WHAT THE TASK ASKS -
Below are the records; pull every line that includes "JSON".

EXERCISE MATERIAL -

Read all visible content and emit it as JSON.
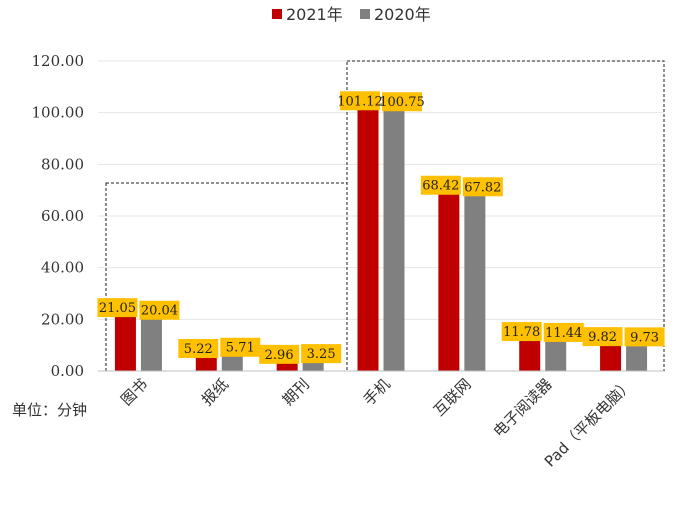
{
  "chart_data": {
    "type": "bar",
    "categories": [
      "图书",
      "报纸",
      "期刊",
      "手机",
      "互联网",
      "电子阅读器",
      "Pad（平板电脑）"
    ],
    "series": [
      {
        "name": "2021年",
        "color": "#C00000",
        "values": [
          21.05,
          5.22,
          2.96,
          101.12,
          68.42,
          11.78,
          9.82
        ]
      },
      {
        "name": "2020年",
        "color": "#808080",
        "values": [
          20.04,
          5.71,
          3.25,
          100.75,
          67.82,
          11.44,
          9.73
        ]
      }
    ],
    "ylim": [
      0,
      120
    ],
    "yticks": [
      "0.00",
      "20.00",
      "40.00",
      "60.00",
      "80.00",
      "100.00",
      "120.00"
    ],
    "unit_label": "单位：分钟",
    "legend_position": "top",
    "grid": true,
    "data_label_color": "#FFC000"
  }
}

--

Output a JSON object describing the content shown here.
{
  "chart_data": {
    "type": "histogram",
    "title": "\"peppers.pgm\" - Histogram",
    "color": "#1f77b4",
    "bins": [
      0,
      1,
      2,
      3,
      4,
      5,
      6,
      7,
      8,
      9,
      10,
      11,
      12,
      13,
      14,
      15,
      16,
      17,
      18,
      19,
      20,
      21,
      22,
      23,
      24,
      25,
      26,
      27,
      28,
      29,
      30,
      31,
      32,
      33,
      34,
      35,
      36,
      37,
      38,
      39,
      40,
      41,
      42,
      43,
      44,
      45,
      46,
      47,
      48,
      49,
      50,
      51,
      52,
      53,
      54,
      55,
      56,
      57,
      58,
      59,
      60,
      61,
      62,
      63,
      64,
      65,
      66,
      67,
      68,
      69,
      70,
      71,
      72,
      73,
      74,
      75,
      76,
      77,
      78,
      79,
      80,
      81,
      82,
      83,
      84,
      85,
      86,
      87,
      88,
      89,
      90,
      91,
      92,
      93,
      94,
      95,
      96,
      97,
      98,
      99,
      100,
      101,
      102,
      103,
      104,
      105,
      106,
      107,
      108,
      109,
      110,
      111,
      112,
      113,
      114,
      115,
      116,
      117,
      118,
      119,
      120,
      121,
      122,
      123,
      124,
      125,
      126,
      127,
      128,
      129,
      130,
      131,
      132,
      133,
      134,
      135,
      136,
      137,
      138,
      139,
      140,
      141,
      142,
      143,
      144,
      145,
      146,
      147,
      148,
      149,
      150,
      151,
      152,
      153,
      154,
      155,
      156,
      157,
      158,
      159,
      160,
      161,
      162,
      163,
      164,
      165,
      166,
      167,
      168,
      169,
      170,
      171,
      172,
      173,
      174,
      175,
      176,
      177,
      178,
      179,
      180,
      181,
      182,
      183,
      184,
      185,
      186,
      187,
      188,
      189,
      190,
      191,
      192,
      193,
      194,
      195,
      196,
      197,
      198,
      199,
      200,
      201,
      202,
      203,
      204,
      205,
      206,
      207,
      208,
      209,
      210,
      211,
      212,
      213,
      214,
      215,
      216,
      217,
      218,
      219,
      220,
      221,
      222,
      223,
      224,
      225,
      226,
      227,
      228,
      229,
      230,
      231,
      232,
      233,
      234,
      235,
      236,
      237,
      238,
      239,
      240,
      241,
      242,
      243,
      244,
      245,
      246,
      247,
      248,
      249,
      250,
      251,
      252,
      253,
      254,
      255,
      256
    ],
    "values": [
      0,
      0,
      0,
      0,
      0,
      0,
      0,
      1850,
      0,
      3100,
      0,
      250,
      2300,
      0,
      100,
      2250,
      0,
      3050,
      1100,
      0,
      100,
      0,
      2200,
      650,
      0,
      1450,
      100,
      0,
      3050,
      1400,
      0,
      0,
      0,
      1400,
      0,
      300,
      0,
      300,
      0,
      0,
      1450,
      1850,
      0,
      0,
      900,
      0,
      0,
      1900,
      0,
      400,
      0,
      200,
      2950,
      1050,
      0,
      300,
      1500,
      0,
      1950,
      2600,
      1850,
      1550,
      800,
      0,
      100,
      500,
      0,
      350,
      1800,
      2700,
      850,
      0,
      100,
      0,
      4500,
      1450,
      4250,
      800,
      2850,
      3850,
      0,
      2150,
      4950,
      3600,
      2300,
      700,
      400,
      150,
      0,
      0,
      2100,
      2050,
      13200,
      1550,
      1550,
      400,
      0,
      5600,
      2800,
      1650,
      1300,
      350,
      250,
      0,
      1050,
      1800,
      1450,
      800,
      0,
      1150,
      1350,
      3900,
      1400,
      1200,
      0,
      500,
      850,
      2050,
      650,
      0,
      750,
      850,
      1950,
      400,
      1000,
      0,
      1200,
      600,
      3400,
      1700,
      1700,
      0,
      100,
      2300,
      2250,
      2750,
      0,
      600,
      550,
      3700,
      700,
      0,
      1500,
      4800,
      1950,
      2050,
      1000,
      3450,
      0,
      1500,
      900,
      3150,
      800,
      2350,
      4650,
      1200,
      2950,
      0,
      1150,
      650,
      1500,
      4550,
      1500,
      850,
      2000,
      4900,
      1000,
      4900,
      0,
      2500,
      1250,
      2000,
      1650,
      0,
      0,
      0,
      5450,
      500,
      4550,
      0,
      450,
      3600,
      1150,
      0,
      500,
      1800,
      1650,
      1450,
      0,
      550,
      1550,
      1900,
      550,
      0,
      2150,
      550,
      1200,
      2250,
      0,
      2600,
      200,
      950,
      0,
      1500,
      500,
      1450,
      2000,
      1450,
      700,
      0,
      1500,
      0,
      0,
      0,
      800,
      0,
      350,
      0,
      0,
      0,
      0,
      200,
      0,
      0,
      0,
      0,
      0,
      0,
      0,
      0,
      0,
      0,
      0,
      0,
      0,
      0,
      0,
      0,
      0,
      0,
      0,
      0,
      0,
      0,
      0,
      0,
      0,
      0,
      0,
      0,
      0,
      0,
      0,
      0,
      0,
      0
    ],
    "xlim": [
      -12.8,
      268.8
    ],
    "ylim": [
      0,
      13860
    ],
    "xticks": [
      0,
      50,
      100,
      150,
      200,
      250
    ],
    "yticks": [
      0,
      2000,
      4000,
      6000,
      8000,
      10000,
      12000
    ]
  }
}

COMPLETE OUTPUT -
Read all visible content and emit it as JSON.
Output a JSON object describing the content shown here.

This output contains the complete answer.